### DATA EXCERPTS
▬▬▬

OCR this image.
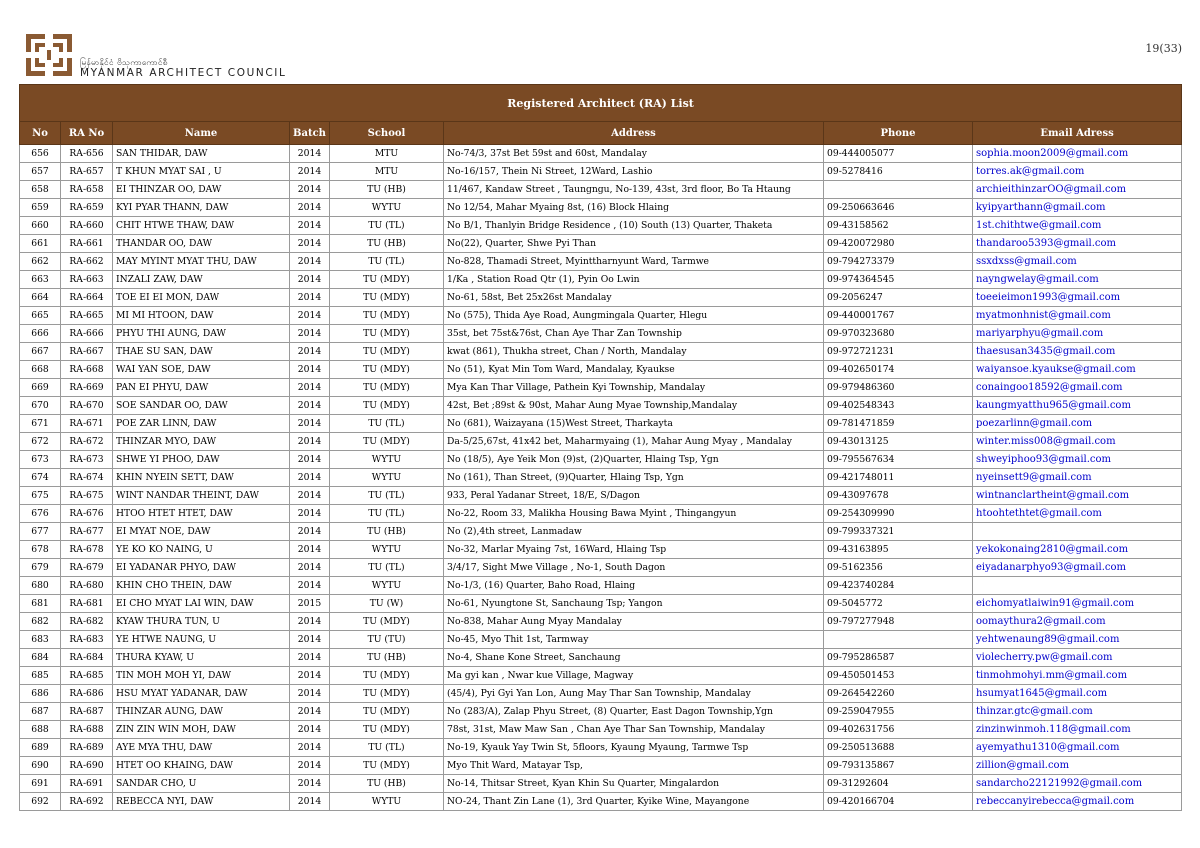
မြန်မာနိုင်ငံ ဗိသုကာကောင်စီ
MYANMAR ARCHITECT COUNCIL
19(33)
Registered Architect (RA) List							
No	RA No	Name	Batch	School	Address	Phone	Email Adress
656	RA-656	SAN THIDAR, DAW	2014	MTU	No-74/3, 37st Bet 59st and 60st, Mandalay	09-444005077	sophia.moon2009@gmail.com
657	RA-657	T KHUN MYAT SAI , U	2014	MTU	No-16/157, Thein Ni Street, 12Ward, Lashio	09-5278416	torres.ak@gmail.com
658	RA-658	EI THINZAR OO, DAW	2014	TU (HB)	11/467, Kandaw Street , Taungngu, No-139, 43st, 3rd floor, Bo Ta Htaung		archieithinzarOO@gmail.com
659	RA-659	KYI PYAR THANN, DAW	2014	WYTU	No 12/54, Mahar Myaing 8st, (16) Block Hlaing	09-250663646	kyipyarthann@gmail.com
660	RA-660	CHIT HTWE THAW, DAW	2014	TU (TL)	No B/1, Thanlyin Bridge Residence , (10) South (13) Quarter, Thaketa	09-43158562	1st.chithtwe@gmail.com
661	RA-661	THANDAR OO, DAW	2014	TU (HB)	No(22), Quarter, Shwe Pyi Than	09-420072980	thandaroo5393@gmail.com
662	RA-662	MAY MYINT MYAT THU, DAW	2014	TU (TL)	No-828, Thamadi Street, Myinttharnyunt Ward, Tarmwe	09-794273379	ssxdxss@gmail.com
663	RA-663	INZALI ZAW, DAW	2014	TU (MDY)	1/Ka , Station Road Qtr (1), Pyin Oo Lwin	09-974364545	nayngwelay@gmail.com
664	RA-664	TOE EI EI MON, DAW	2014	TU (MDY)	No-61, 58st, Bet 25x26st Mandalay	09-2056247	toeeieimon1993@gmail.com
665	RA-665	MI MI HTOON, DAW	2014	TU (MDY)	No (575), Thida Aye Road, Aungmingala Quarter, Hlegu	09-440001767	myatmonhnist@gmail.com
666	RA-666	PHYU THI AUNG, DAW	2014	TU (MDY)	35st, bet 75st&76st, Chan Aye Thar Zan Township	09-970323680	mariyarphyu@gmail.com
667	RA-667	THAE SU SAN, DAW	2014	TU (MDY)	kwat (861), Thukha street, Chan / North, Mandalay	09-972721231	thaesusan3435@gmail.com
668	RA-668	WAI YAN SOE, DAW	2014	TU (MDY)	No (51), Kyat Min Tom Ward, Mandalay, Kyaukse	09-402650174	waiyansoe.kyaukse@gmail.com
669	RA-669	PAN EI PHYU, DAW	2014	TU (MDY)	Mya Kan Thar Village, Pathein Kyi Township, Mandalay	09-979486360	conaingoo18592@gmail.com
670	RA-670	SOE SANDAR OO, DAW	2014	TU (MDY)	42st, Bet ;89st & 90st, Mahar Aung Myae Township,Mandalay	09-402548343	kaungmyatthu965@gmail.com
671	RA-671	POE ZAR LINN, DAW	2014	TU (TL)	No (681), Waizayana (15)West Street, Tharkayta	09-781471859	poezarlinn@gmail.com
672	RA-672	THINZAR MYO, DAW	2014	TU (MDY)	Da-5/25,67st, 41x42 bet, Maharmyaing (1), Mahar Aung Myay , Mandalay	09-43013125	winter.miss008@gmail.com
673	RA-673	SHWE YI PHOO, DAW	2014	WYTU	No (18/5), Aye Yeik Mon (9)st, (2)Quarter, Hlaing Tsp, Ygn	09-795567634	shweyiphoo93@gmail.com
674	RA-674	KHIN NYEIN SETT, DAW	2014	WYTU	No (161), Than Street, (9)Quarter, Hlaing Tsp, Ygn	09-421748011	nyeinsett9@gmail.com
675	RA-675	WINT NANDAR THEINT, DAW	2014	TU (TL)	933, Peral Yadanar Street, 18/E, S/Dagon	09-43097678	wintnanclartheint@gmail.com
676	RA-676	HTOO HTET HTET, DAW	2014	TU (TL)	No-22, Room 33, Malikha Housing Bawa Myint , Thingangyun	09-254309990	htoohtethtet@gmail.com
677	RA-677	EI MYAT NOE, DAW	2014	TU (HB)	No (2),4th street, Lanmadaw	09-799337321	
678	RA-678	YE KO KO NAING, U	2014	WYTU	No-32, Marlar Myaing 7st, 16Ward, Hlaing Tsp	09-43163895	yekokonaing2810@gmail.com
679	RA-679	EI YADANAR PHYO, DAW	2014	TU (TL)	3/4/17, Sight Mwe Village , No-1, South Dagon	09-5162356	eiyadanarphyo93@gmail.com
680	RA-680	KHIN CHO THEIN, DAW	2014	WYTU	No-1/3, (16) Quarter, Baho Road, Hlaing	09-423740284	
681	RA-681	EI CHO MYAT LAI WIN, DAW	2015	TU (W)	No-61, Nyungtone St, Sanchaung Tsp; Yangon	09-5045772	eichomyatlaiwin91@gmail.com
682	RA-682	KYAW THURA TUN, U	2014	TU (MDY)	No-838, Mahar Aung Myay Mandalay	09-797277948	oomaythura2@gmail.com
683	RA-683	YE HTWE NAUNG, U	2014	TU (TU)	No-45, Myo Thit 1st, Tarmway		yehtwenaung89@gmail.com
684	RA-684	THURA KYAW, U	2014	TU (HB)	No-4, Shane Kone Street, Sanchaung	09-795286587	violecherry.pw@gmail.com
685	RA-685	TIN MOH MOH YI, DAW	2014	TU (MDY)	Ma gyi kan , Nwar kue Village, Magway	09-450501453	tinmohmohyi.mm@gmail.com
686	RA-686	HSU MYAT YADANAR, DAW	2014	TU (MDY)	(45/4), Pyi Gyi Yan Lon, Aung May Thar San Township, Mandalay	09-264542260	hsumyat1645@gmail.com
687	RA-687	THINZAR AUNG, DAW	2014	TU (MDY)	No (283/A), Zalap Phyu Street, (8) Quarter, East Dagon Township,Ygn	09-259047955	thinzar.gtc@gmail.com
688	RA-688	ZIN ZIN WIN MOH, DAW	2014	TU (MDY)	78st, 31st, Maw Maw San , Chan Aye Thar San Township, Mandalay	09-402631756	zinzinwinmoh.118@gmail.com
689	RA-689	AYE MYA THU, DAW	2014	TU (TL)	No-19, Kyauk Yay Twin St, 5floors, Kyaung Myaung, Tarmwe Tsp	09-250513688	ayemyathu1310@gmail.com
690	RA-690	HTET OO KHAING, DAW	2014	TU (MDY)	Myo Thit Ward, Matayar Tsp,	09-793135867	zillion@gmail.com
691	RA-691	SANDAR CHO, U	2014	TU (HB)	No-14, Thitsar Street, Kyan Khin Su Quarter, Mingalardon	09-31292604	sandarcho22121992@gmail.com
692	RA-692	REBECCA NYI, DAW	2014	WYTU	NO-24, Thant Zin Lane (1), 3rd Quarter, Kyike Wine, Mayangone	09-420166704	rebeccanyirebecca@gmail.com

▬▬▬

### WHAT THIS TASK INVOLVES
Search the records above for "Dagon". Copy each line where it is found.

### SOLUTION FOR THIS TASK
675	RA-675	WINT NANDAR THEINT, DAW	2014	TU (TL)	933, Peral Yadanar Street, 18/E, S/Dagon	09-43097678	wintnanclartheint@gmail.com
679	RA-679	EI YADANAR PHYO, DAW	2014	TU (TL)	3/4/17, Sight Mwe Village , No-1, South Dagon	09-5162356	eiyadanarphyo93@gmail.com
687	RA-687	THINZAR AUNG, DAW	2014	TU (MDY)	No (283/A), Zalap Phyu Street, (8) Quarter, East Dagon Township,Ygn	09-259047955	thinzar.gtc@gmail.com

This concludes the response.